### DATA PROVIDED

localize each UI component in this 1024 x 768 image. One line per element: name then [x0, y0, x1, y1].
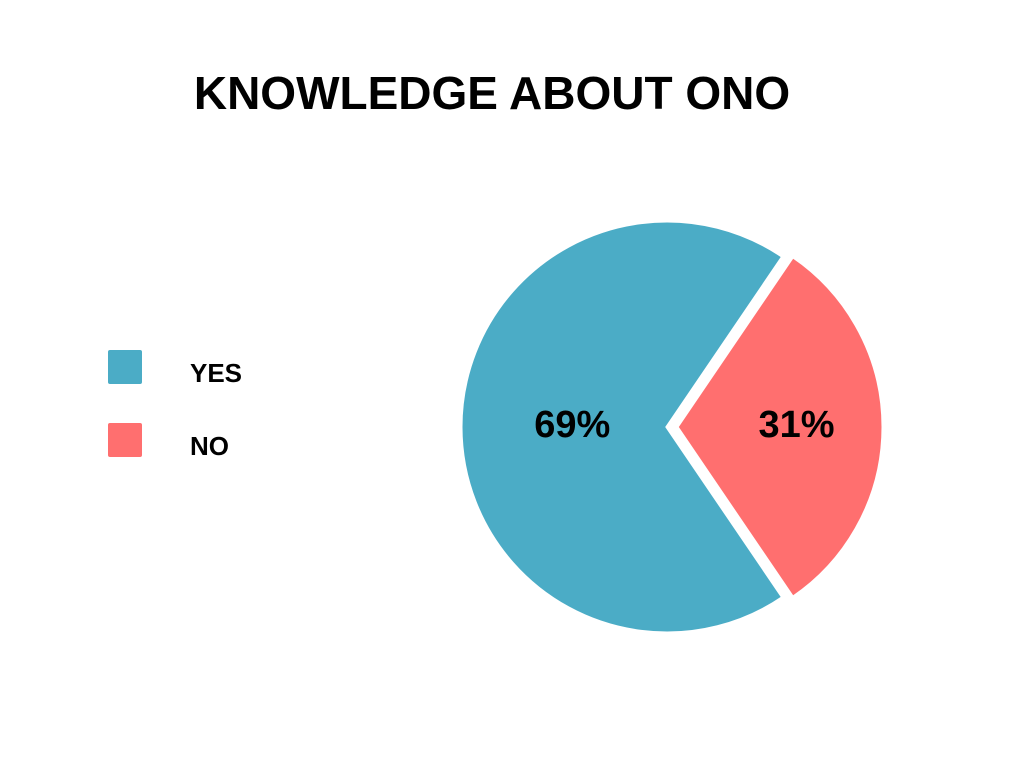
legend-swatch — [108, 350, 142, 384]
pie-slice — [675, 254, 885, 600]
legend-label: NO — [190, 431, 229, 461]
data-label: 69% — [534, 404, 610, 446]
data-label: 31% — [758, 404, 834, 446]
chart-title: KNOWLEDGE ABOUT ONO — [194, 67, 790, 119]
pie-slice — [459, 219, 785, 635]
legend-label: YES — [190, 358, 242, 388]
legend-swatch — [108, 423, 142, 457]
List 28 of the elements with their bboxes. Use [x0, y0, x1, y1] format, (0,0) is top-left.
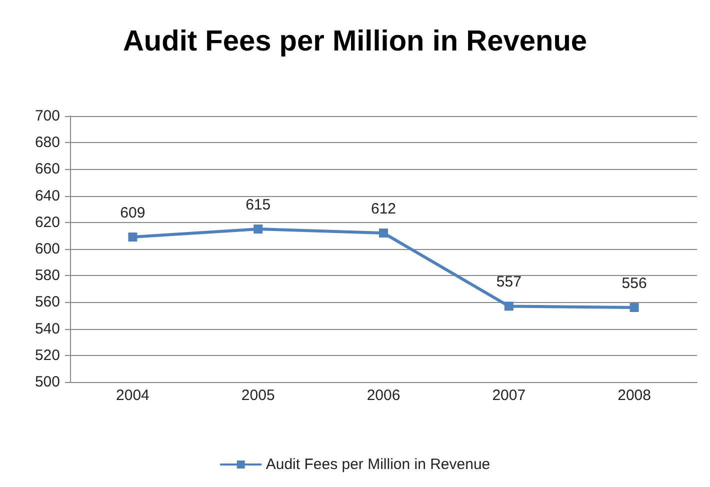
point	[630, 303, 639, 312]
point	[379, 228, 388, 238]
y-tick-label: 500	[34, 374, 60, 390]
data-label: 612	[370, 200, 396, 218]
data-label: 556	[622, 275, 647, 292]
point	[254, 224, 263, 234]
y-tick-label: 620	[34, 214, 60, 231]
y-tick-label: 560	[34, 294, 60, 311]
x-tick-label: 2004	[116, 387, 150, 404]
y-tick-label: 700	[34, 108, 60, 124]
x-tick-label: 2007	[492, 387, 526, 404]
x-tick-label: 2008	[618, 387, 651, 404]
data-label: 615	[246, 196, 271, 214]
point	[128, 232, 138, 242]
y-tick-label: 660	[34, 160, 60, 178]
data-label: 557	[496, 274, 522, 291]
y-tick-label: 540	[34, 320, 60, 338]
legend-label: Audit Fees per Million in Revenue	[266, 456, 490, 473]
y-tick-label: 600	[34, 240, 60, 258]
y-tick-label: 640	[34, 187, 60, 204]
y-tick-label: 580	[34, 267, 60, 284]
y-tick-label: 680	[34, 134, 60, 152]
data-label: 609	[120, 204, 146, 222]
y-tick-label: 520	[34, 346, 60, 364]
x-tick-label: 2006	[366, 387, 400, 404]
chart-title: Audit Fees per Million in Revenue	[122, 26, 588, 58]
point	[504, 302, 514, 311]
x-tick-label: 2005	[241, 387, 275, 404]
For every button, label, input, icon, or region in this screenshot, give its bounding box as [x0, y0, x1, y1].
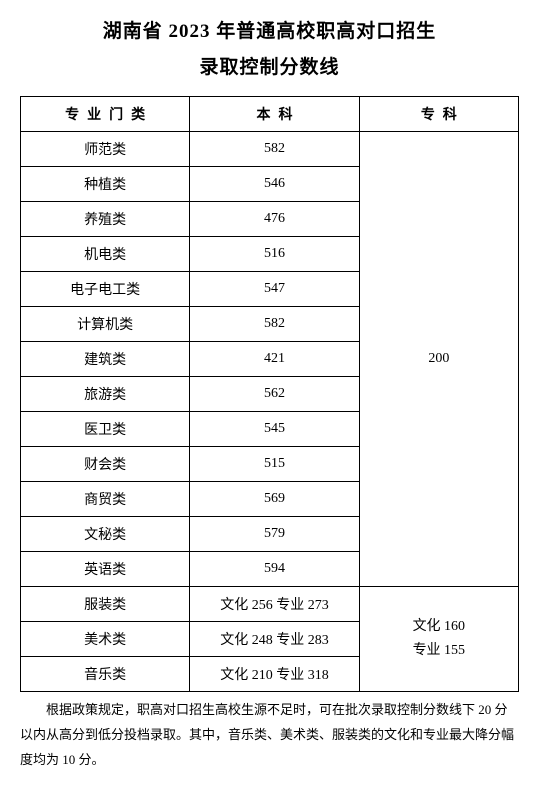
cell-benke: 515 [190, 447, 359, 482]
cell-benke: 582 [190, 132, 359, 167]
page-title: 湖南省 2023 年普通高校职高对口招生 录取控制分数线 [20, 14, 519, 86]
cell-benke: 579 [190, 517, 359, 552]
cell-major: 美术类 [21, 622, 190, 657]
cell-benke: 582 [190, 307, 359, 342]
cell-major: 医卫类 [21, 412, 190, 447]
table-header-row: 专业门类 本科 专科 [21, 97, 519, 132]
header-zhuanke: 专科 [359, 97, 518, 132]
cell-benke: 569 [190, 482, 359, 517]
table-row: 师范类 582 200 [21, 132, 519, 167]
header-major: 专业门类 [21, 97, 190, 132]
cell-major: 养殖类 [21, 202, 190, 237]
cell-benke: 476 [190, 202, 359, 237]
cell-benke: 516 [190, 237, 359, 272]
cell-major: 种植类 [21, 167, 190, 202]
cell-benke: 562 [190, 377, 359, 412]
cell-zhuanke-merged: 200 [359, 132, 518, 587]
cell-benke: 文化 248 专业 283 [190, 622, 359, 657]
cell-major: 商贸类 [21, 482, 190, 517]
cell-major: 文秘类 [21, 517, 190, 552]
cell-benke: 545 [190, 412, 359, 447]
footnote-text: 根据政策规定，职高对口招生高校生源不足时，可在批次录取控制分数线下 20 分以内… [20, 698, 519, 772]
cell-major: 电子电工类 [21, 272, 190, 307]
title-line-2: 录取控制分数线 [20, 50, 519, 86]
cell-benke: 546 [190, 167, 359, 202]
document-page: 湖南省 2023 年普通高校职高对口招生 录取控制分数线 专业门类 本科 专科 … [0, 0, 539, 792]
cell-zhuanke-merged-2: 文化 160 专业 155 [359, 587, 518, 692]
cell-major: 机电类 [21, 237, 190, 272]
cell-major: 服装类 [21, 587, 190, 622]
cell-major: 英语类 [21, 552, 190, 587]
cell-major: 建筑类 [21, 342, 190, 377]
cell-major: 旅游类 [21, 377, 190, 412]
zhuanke-line-2: 专业 155 [364, 639, 514, 663]
table-row: 服装类 文化 256 专业 273 文化 160 专业 155 [21, 587, 519, 622]
score-table: 专业门类 本科 专科 师范类 582 200 种植类 546 养殖类 476 机… [20, 96, 519, 692]
cell-major: 计算机类 [21, 307, 190, 342]
title-line-1: 湖南省 2023 年普通高校职高对口招生 [20, 14, 519, 50]
zhuanke-line-1: 文化 160 [364, 615, 514, 639]
cell-major: 师范类 [21, 132, 190, 167]
cell-major: 音乐类 [21, 657, 190, 692]
cell-benke: 594 [190, 552, 359, 587]
header-benke: 本科 [190, 97, 359, 132]
cell-major: 财会类 [21, 447, 190, 482]
cell-benke: 文化 256 专业 273 [190, 587, 359, 622]
cell-benke: 文化 210 专业 318 [190, 657, 359, 692]
cell-benke: 547 [190, 272, 359, 307]
cell-benke: 421 [190, 342, 359, 377]
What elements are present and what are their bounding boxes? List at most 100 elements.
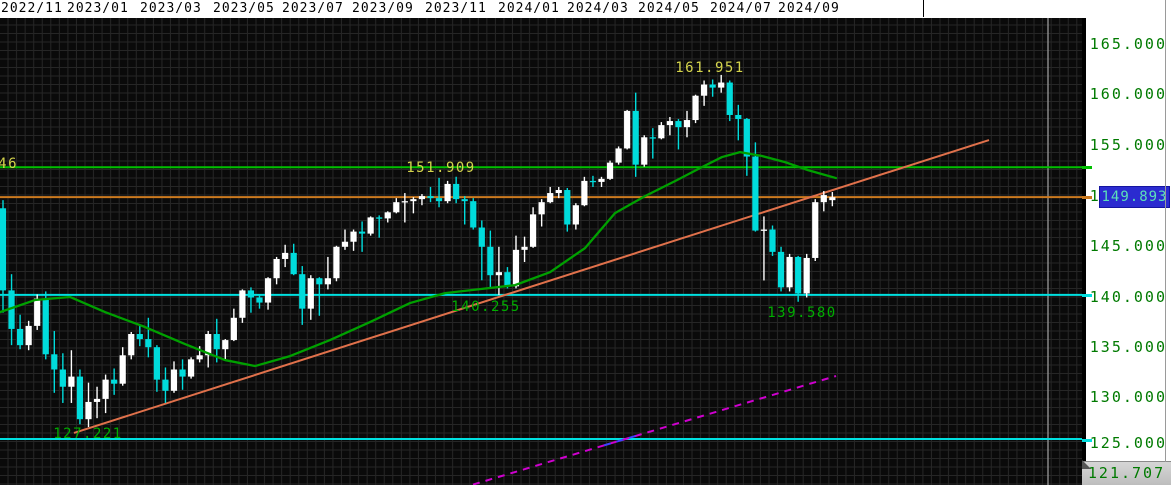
price-label: 145.000	[1089, 237, 1167, 255]
candlestick	[119, 347, 126, 386]
candlestick	[427, 186, 434, 203]
candlestick	[85, 382, 92, 428]
candle-body	[153, 347, 160, 380]
candlestick	[530, 207, 537, 248]
candlestick	[812, 199, 819, 261]
candlestick	[709, 79, 716, 97]
candle-body	[461, 199, 468, 202]
candlestick	[359, 221, 366, 252]
candle-body	[564, 190, 571, 225]
candle-body	[726, 82, 733, 115]
candle-body	[264, 278, 272, 303]
candlestick-chart-canvas[interactable]: 161.951 151.909 46 140.255 139.580 127.221	[0, 18, 1082, 486]
price-label: 165.000	[1089, 35, 1167, 53]
price-label: 125.000	[1089, 434, 1167, 452]
candlestick	[743, 118, 750, 176]
candle-body	[324, 278, 331, 285]
candlestick	[25, 320, 32, 351]
candlestick	[350, 229, 357, 251]
axis-top-corner	[1082, 0, 1171, 18]
swing-annotation: 161.951	[675, 60, 745, 76]
candlestick	[111, 368, 118, 395]
candle-body	[384, 212, 391, 219]
candle-body	[504, 272, 511, 287]
candle-body	[376, 217, 383, 219]
date-label: 2023/03	[140, 1, 202, 16]
price-label: 135.000	[1089, 338, 1167, 356]
candlestick	[17, 314, 24, 350]
magenta-dashed-trendline-blue-segment	[603, 433, 642, 447]
candle-body	[68, 376, 75, 387]
date-label: 2023/05	[213, 1, 275, 16]
date-axis-tick	[923, 0, 924, 17]
candle-body	[735, 114, 742, 120]
candlestick	[461, 196, 468, 225]
candlestick-chart-area[interactable]: 161.951 151.909 46 140.255 139.580 127.221	[0, 18, 1082, 486]
candle-body	[222, 340, 229, 350]
candle-body	[136, 334, 143, 340]
candle-body	[777, 251, 785, 288]
candlestick	[401, 193, 408, 223]
candlestick	[786, 253, 793, 292]
candle-body	[427, 196, 434, 199]
candlestick	[299, 266, 306, 325]
candlestick	[8, 274, 15, 346]
candle-body	[803, 257, 810, 294]
candlestick	[68, 350, 75, 403]
candlestick	[102, 374, 109, 414]
candlestick	[230, 308, 237, 342]
candlestick	[93, 386, 101, 419]
candle-body	[188, 359, 195, 377]
candle-body	[589, 180, 597, 183]
swing-annotation: 46	[0, 156, 18, 172]
candle-body	[538, 202, 545, 215]
candle-body	[230, 317, 237, 341]
candle-body	[718, 82, 725, 88]
candle-body	[598, 178, 605, 182]
scale-min-box[interactable]: 121.707	[1082, 461, 1171, 485]
candles-group	[0, 74, 836, 428]
candlestick	[521, 236, 528, 263]
candlestick	[367, 216, 374, 236]
candlestick	[333, 245, 340, 282]
candlestick	[59, 353, 66, 403]
candlestick	[615, 146, 622, 165]
candle-body	[359, 231, 366, 234]
candlestick	[264, 277, 272, 310]
candlestick	[512, 235, 520, 289]
axis-line-tick	[1082, 439, 1092, 442]
candlestick	[470, 198, 477, 230]
candle-body	[615, 148, 622, 163]
candlestick	[658, 122, 665, 140]
candle-body	[632, 110, 639, 165]
candle-body	[487, 246, 494, 276]
candle-body	[102, 379, 109, 399]
candlestick	[247, 287, 255, 313]
candlestick	[820, 191, 827, 212]
candlestick	[384, 211, 391, 223]
date-label: 2023/09	[352, 1, 414, 16]
candle-body	[692, 95, 699, 121]
candle-body	[51, 354, 58, 370]
swing-annotation: 151.909	[406, 160, 476, 176]
candlestick	[683, 110, 691, 138]
candlestick	[795, 255, 802, 302]
candle-body	[641, 137, 648, 165]
candle-body	[76, 376, 84, 420]
candlestick	[726, 80, 733, 122]
candlestick	[418, 194, 426, 206]
date-label: 2023/11	[425, 1, 487, 16]
date-label: 2023/07	[282, 1, 344, 16]
candle-body	[290, 252, 297, 275]
candlestick	[282, 244, 289, 268]
candle-body	[760, 229, 768, 231]
axis-line-tick	[1082, 166, 1092, 169]
candle-body	[299, 274, 306, 309]
candle-body	[812, 202, 819, 258]
candlestick	[76, 369, 84, 425]
current-price-label: 149.893	[1099, 186, 1170, 208]
candle-body	[547, 193, 554, 203]
candle-body	[606, 162, 614, 179]
candlestick	[769, 225, 776, 256]
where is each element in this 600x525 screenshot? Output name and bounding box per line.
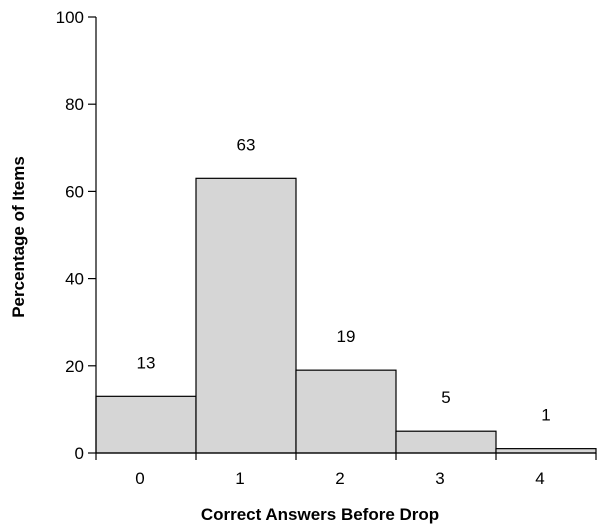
- y-tick-label-40: 40: [65, 270, 84, 289]
- x-tick-label-2: 2: [335, 469, 344, 488]
- bar-4: [495, 448, 597, 454]
- y-axis-title: Percentage of Items: [9, 156, 28, 318]
- data-label-3: 5: [441, 388, 450, 407]
- y-tick-label-20: 20: [65, 357, 84, 376]
- bars-group: [95, 177, 597, 454]
- data-label-1: 63: [237, 135, 256, 154]
- x-tick-label-3: 3: [435, 469, 444, 488]
- data-labels-group: 13 63 19 5 1: [137, 135, 551, 424]
- y-tick-label-100: 100: [56, 8, 84, 27]
- y-tick-label-80: 80: [65, 95, 84, 114]
- bar-2: [295, 369, 397, 454]
- bar-0: [95, 395, 197, 454]
- x-tick-label-4: 4: [535, 469, 544, 488]
- x-tick-label-0: 0: [135, 469, 144, 488]
- y-tick-label-0: 0: [75, 444, 84, 463]
- x-axis-title: Correct Answers Before Drop: [201, 505, 439, 524]
- x-ticks-group: 0 1 2 3 4: [95, 453, 597, 488]
- data-label-4: 1: [541, 406, 550, 425]
- data-label-0: 13: [137, 353, 156, 372]
- y-tick-label-60: 60: [65, 182, 84, 201]
- x-tick-label-1: 1: [235, 469, 244, 488]
- bar-3: [395, 430, 497, 454]
- bar-1: [195, 177, 297, 454]
- data-label-2: 19: [337, 327, 356, 346]
- y-ticks-group: 0 20 40 60 80 100: [56, 8, 96, 463]
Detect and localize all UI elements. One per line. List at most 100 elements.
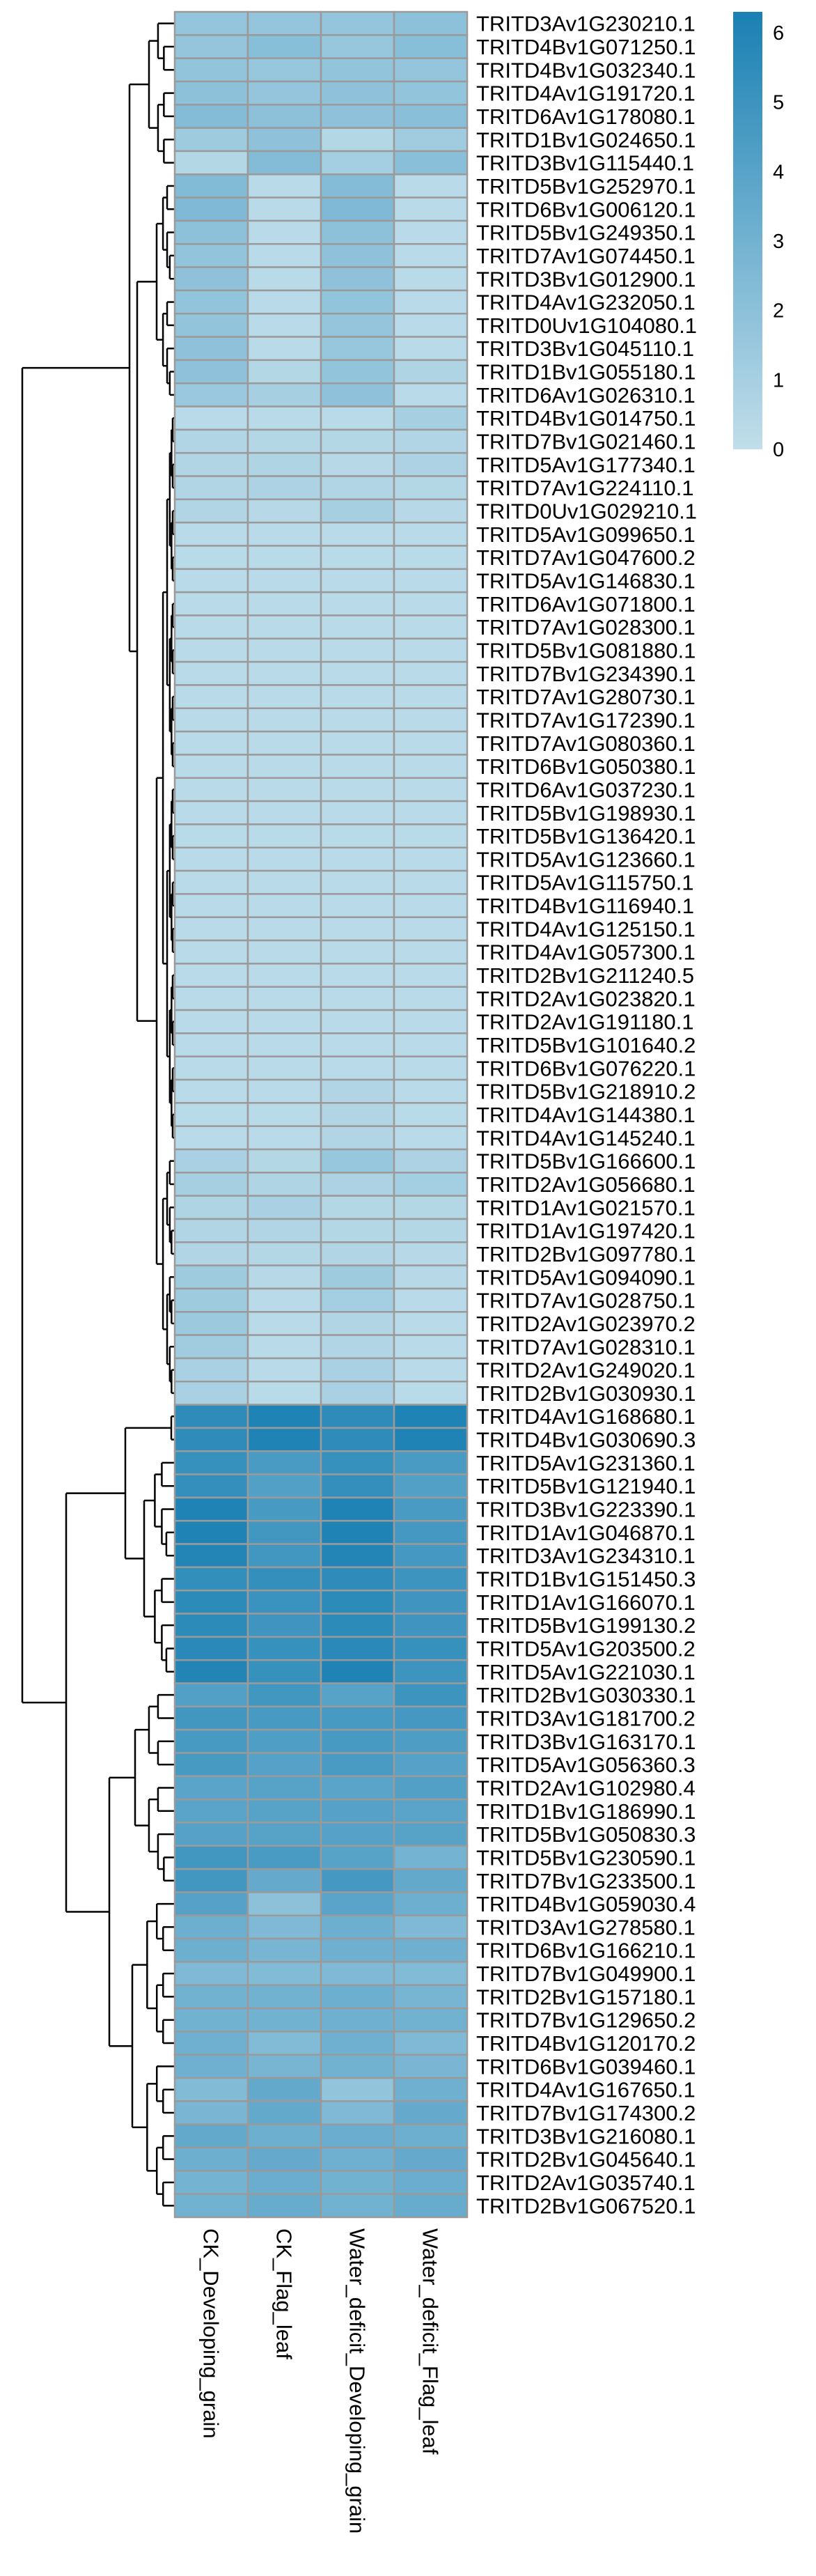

### EXERCISE PROMPT
Quote the entries word for word, from the first line up to and including the line containing "List 28 of the". Leave the pictures out.

### EXERCISE OUTPUT
localize each UI component in this 1024 x 768 image. One line per element: name then [x0, y0, x1, y1].
legend-swatch — [108, 350, 142, 384]
pie-slice — [675, 254, 885, 600]
legend-label: NO — [190, 431, 229, 461]
data-label: 69% — [534, 404, 610, 446]
data-label: 31% — [758, 404, 834, 446]
chart-title: KNOWLEDGE ABOUT ONO — [194, 67, 790, 119]
pie-slice — [459, 219, 785, 635]
legend-label: YES — [190, 358, 242, 388]
legend-swatch — [108, 423, 142, 457]
List 28 of the elements with their bboxes. Use [x0, y0, x1, y1] format, (0,0) is top-left.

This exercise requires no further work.